_Set task_
Among the entries below, count the lines that contain the word "Median". Write down only the total.

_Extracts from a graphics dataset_

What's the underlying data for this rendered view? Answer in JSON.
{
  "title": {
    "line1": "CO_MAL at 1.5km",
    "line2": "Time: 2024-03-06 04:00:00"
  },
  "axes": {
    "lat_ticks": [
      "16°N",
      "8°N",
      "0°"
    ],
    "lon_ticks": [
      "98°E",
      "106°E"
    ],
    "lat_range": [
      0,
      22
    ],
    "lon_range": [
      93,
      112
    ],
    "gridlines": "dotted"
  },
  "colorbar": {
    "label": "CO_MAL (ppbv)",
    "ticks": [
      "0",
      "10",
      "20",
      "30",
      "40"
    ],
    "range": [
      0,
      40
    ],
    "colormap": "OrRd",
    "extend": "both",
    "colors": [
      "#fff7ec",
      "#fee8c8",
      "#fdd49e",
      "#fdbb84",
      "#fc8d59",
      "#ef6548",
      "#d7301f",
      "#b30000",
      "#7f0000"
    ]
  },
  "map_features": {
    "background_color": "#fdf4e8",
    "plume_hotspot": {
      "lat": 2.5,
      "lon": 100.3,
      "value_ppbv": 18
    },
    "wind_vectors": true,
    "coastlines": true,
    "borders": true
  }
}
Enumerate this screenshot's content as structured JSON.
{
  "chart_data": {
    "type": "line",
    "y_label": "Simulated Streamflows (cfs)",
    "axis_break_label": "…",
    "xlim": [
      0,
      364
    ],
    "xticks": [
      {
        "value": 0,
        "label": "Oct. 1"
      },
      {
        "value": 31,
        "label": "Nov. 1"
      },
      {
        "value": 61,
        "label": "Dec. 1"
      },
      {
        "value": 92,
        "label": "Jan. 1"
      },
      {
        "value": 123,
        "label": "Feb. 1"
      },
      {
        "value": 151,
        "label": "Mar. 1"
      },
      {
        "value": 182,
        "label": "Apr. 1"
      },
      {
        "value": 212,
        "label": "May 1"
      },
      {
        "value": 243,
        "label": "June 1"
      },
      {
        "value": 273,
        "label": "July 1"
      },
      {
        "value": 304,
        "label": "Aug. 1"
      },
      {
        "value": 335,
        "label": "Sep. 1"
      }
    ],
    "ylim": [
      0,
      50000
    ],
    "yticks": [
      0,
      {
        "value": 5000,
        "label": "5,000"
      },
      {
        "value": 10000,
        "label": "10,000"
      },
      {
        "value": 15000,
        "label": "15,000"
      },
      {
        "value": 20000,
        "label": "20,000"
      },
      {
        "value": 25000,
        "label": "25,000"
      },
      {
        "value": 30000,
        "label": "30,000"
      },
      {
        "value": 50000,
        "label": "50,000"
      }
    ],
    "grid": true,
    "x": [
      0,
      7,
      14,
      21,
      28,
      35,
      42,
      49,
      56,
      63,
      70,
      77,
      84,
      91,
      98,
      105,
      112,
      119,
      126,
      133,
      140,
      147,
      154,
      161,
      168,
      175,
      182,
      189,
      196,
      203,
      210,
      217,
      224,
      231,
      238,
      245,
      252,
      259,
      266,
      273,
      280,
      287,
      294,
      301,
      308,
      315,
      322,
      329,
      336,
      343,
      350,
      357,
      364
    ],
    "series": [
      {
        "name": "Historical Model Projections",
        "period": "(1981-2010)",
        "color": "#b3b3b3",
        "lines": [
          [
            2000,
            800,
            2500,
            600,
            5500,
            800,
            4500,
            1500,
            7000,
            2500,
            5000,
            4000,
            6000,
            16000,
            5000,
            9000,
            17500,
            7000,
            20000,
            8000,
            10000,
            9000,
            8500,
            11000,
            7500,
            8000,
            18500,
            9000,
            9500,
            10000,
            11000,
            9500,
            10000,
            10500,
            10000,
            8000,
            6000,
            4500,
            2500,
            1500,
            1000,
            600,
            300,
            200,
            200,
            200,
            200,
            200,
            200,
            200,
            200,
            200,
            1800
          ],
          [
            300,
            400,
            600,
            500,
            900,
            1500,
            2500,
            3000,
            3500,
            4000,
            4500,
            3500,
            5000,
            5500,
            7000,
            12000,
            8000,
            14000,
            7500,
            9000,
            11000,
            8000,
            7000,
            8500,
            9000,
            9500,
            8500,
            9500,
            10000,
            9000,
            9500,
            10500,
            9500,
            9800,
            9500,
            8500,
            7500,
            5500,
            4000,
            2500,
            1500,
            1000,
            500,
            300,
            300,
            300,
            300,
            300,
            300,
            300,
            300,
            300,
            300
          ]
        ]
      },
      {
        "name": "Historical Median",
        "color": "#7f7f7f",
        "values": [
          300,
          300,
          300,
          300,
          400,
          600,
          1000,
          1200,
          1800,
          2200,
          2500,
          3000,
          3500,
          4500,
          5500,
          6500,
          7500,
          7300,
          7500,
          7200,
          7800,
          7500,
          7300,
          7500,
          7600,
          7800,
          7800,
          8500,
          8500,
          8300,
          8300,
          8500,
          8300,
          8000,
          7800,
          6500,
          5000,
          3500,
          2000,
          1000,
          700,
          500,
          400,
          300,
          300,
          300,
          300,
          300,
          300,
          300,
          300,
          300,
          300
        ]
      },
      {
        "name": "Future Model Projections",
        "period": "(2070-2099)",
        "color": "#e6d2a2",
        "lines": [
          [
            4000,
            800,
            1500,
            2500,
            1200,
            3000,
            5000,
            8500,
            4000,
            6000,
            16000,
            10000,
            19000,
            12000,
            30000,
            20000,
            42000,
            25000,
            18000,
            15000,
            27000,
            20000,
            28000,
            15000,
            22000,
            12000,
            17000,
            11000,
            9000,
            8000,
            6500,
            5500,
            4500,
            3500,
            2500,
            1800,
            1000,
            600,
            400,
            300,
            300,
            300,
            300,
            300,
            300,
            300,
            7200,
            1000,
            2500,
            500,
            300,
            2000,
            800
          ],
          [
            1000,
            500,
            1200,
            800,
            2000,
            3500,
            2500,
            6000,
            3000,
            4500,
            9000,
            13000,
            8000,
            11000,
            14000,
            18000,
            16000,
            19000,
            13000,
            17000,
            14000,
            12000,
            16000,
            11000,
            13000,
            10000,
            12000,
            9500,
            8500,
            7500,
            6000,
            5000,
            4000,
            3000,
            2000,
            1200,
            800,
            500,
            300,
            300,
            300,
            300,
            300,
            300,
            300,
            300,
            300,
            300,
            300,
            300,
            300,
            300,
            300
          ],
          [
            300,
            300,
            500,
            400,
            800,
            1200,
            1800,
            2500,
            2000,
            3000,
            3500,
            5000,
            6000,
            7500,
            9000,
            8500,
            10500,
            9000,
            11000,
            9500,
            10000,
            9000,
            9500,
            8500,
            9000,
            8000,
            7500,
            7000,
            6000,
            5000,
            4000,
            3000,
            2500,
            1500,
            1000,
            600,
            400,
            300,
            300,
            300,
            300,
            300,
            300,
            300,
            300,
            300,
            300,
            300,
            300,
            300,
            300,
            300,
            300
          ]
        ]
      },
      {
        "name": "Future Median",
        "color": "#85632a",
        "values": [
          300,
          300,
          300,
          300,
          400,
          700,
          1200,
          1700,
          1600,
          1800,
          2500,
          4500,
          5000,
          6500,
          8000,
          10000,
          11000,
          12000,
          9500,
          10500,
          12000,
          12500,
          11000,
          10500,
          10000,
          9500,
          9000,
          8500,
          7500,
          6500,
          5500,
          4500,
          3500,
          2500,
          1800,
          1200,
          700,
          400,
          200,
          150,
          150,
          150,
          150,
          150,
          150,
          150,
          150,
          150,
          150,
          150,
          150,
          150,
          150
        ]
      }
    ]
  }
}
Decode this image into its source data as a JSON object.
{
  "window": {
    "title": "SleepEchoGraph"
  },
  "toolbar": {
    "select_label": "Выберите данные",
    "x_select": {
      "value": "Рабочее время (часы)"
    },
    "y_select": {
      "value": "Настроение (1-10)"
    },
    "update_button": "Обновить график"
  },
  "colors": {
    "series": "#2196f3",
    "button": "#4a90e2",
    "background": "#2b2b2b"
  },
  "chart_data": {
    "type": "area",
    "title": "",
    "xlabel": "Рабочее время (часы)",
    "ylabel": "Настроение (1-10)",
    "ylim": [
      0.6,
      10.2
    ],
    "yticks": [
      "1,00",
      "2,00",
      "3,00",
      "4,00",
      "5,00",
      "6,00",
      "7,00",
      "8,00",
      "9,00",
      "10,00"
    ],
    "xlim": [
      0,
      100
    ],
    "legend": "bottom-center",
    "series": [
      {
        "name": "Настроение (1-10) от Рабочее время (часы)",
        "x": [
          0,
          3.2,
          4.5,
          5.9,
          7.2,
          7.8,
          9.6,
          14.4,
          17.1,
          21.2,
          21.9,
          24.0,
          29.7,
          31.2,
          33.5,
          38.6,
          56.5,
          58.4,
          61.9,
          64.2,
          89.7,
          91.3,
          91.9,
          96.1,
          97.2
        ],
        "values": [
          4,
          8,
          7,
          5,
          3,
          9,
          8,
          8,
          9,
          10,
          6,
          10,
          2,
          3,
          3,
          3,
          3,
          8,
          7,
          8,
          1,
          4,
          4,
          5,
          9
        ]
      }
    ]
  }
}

_Solution for this task_
2